» Task:
Go through the records and give each one again exactly.

» Saved entries:
Begin
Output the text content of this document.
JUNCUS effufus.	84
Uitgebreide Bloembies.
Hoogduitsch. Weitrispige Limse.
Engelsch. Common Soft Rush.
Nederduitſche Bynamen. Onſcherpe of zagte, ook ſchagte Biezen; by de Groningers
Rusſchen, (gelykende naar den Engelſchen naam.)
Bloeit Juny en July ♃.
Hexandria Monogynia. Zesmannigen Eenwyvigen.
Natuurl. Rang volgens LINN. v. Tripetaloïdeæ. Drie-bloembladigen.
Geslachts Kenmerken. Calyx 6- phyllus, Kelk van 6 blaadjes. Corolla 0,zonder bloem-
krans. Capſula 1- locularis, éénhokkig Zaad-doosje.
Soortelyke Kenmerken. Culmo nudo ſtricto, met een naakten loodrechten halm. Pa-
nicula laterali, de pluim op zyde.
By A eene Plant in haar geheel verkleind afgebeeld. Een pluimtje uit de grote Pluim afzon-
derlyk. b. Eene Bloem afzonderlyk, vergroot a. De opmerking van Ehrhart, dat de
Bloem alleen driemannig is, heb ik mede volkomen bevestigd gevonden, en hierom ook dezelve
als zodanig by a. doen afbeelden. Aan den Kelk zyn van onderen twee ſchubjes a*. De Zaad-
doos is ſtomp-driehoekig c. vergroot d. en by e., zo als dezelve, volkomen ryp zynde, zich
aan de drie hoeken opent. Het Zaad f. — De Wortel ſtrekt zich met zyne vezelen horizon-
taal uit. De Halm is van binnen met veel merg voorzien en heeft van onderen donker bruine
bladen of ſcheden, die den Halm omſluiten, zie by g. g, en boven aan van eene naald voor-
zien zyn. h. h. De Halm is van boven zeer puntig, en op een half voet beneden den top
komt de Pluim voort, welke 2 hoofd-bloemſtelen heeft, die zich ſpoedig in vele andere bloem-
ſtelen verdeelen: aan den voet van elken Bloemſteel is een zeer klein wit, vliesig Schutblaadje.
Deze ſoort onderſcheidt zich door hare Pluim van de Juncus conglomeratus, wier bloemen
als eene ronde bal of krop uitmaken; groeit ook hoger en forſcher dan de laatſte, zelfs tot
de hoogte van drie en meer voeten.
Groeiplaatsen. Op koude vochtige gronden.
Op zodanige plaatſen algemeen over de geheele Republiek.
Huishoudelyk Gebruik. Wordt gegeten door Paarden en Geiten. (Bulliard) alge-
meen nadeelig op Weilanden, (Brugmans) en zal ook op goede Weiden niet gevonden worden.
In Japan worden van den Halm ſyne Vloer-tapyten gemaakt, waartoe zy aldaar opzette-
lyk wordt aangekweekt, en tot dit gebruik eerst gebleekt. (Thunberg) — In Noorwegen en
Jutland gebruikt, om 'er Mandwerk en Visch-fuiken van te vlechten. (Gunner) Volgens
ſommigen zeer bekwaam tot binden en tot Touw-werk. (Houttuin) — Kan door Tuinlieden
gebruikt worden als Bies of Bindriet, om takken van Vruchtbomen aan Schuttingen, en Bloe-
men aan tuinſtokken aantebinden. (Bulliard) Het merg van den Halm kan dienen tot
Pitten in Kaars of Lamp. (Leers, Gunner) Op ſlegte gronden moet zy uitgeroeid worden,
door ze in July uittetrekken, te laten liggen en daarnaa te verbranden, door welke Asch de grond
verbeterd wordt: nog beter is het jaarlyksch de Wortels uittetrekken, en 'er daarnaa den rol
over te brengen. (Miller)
End
» Completed task:
Output the text content of this document.
JUNCUS effufus.	84
Uitgebreide Bloembies.
Hoogduitsch. Weitrispige Limse.
Engelsch. Common Soft Rush.
Nederduitſche Bynamen. Onſcherpe of zagte, ook ſchagte Biezen; by de Groningers
Rusſchen, (gelykende naar den Engelſchen naam.)
Bloeit Juny en July ♃.
Hexandria Monogynia. Zesmannigen Eenwyvigen.
Natuurl. Rang volgens LINN. v. Tripetaloïdeæ. Drie-bloembladigen.
Geslachts Kenmerken. Calyx 6- phyllus, Kelk van 6 blaadjes. Corolla 0,zonder bloem-
krans. Capſula 1- locularis, éénhokkig Zaad-doosje.
Soortelyke Kenmerken. Culmo nudo ſtricto, met een naakten loodrechten halm. Pa-
nicula laterali, de pluim op zyde.
By A eene Plant in haar geheel verkleind afgebeeld. Een pluimtje uit de grote Pluim afzon-
derlyk. b. Eene Bloem afzonderlyk, vergroot a. De opmerking van Ehrhart, dat de
Bloem alleen driemannig is, heb ik mede volkomen bevestigd gevonden, en hierom ook dezelve
als zodanig by a. doen afbeelden. Aan den Kelk zyn van onderen twee ſchubjes a*. De Zaad-
doos is ſtomp-driehoekig c. vergroot d. en by e., zo als dezelve, volkomen ryp zynde, zich
aan de drie hoeken opent. Het Zaad f. — De Wortel ſtrekt zich met zyne vezelen horizon-
taal uit. De Halm is van binnen met veel merg voorzien en heeft van onderen donker bruine
bladen of ſcheden, die den Halm omſluiten, zie by g. g, en boven aan van eene naald voor-
zien zyn. h. h. De Halm is van boven zeer puntig, en op een half voet beneden den top
komt de Pluim voort, welke 2 hoofd-bloemſtelen heeft, die zich ſpoedig in vele andere bloem-
ſtelen verdeelen: aan den voet van elken Bloemſteel is een zeer klein wit, vliesig Schutblaadje.
Deze ſoort onderſcheidt zich door hare Pluim van de Juncus conglomeratus, wier bloemen
als eene ronde bal of krop uitmaken; groeit ook hoger en forſcher dan de laatſte, zelfs tot
de hoogte van drie en meer voeten.
Groeiplaatsen. Op koude vochtige gronden.
Op zodanige plaatſen algemeen over de geheele Republiek.
Huishoudelyk Gebruik. Wordt gegeten door Paarden en Geiten. (Bulliard) alge-
meen nadeelig op Weilanden, (Brugmans) en zal ook op goede Weiden niet gevonden worden.
In Japan worden van den Halm ſyne Vloer-tapyten gemaakt, waartoe zy aldaar opzette-
lyk wordt aangekweekt, en tot dit gebruik eerst gebleekt. (Thunberg) — In Noorwegen en
Jutland gebruikt, om 'er Mandwerk en Visch-fuiken van te vlechten. (Gunner) Volgens
ſommigen zeer bekwaam tot binden en tot Touw-werk. (Houttuin) — Kan door Tuinlieden
gebruikt worden als Bies of Bindriet, om takken van Vruchtbomen aan Schuttingen, en Bloe-
men aan tuinſtokken aantebinden. (Bulliard) Het merg van den Halm kan dienen tot
Pitten in Kaars of Lamp. (Leers, Gunner) Op ſlegte gronden moet zy uitgeroeid worden,
door ze in July uittetrekken, te laten liggen en daarnaa te verbranden, door welke Asch de grond
verbeterd wordt: nog beter is het jaarlyksch de Wortels uittetrekken, en 'er daarnaa den rol
over te brengen. (Miller)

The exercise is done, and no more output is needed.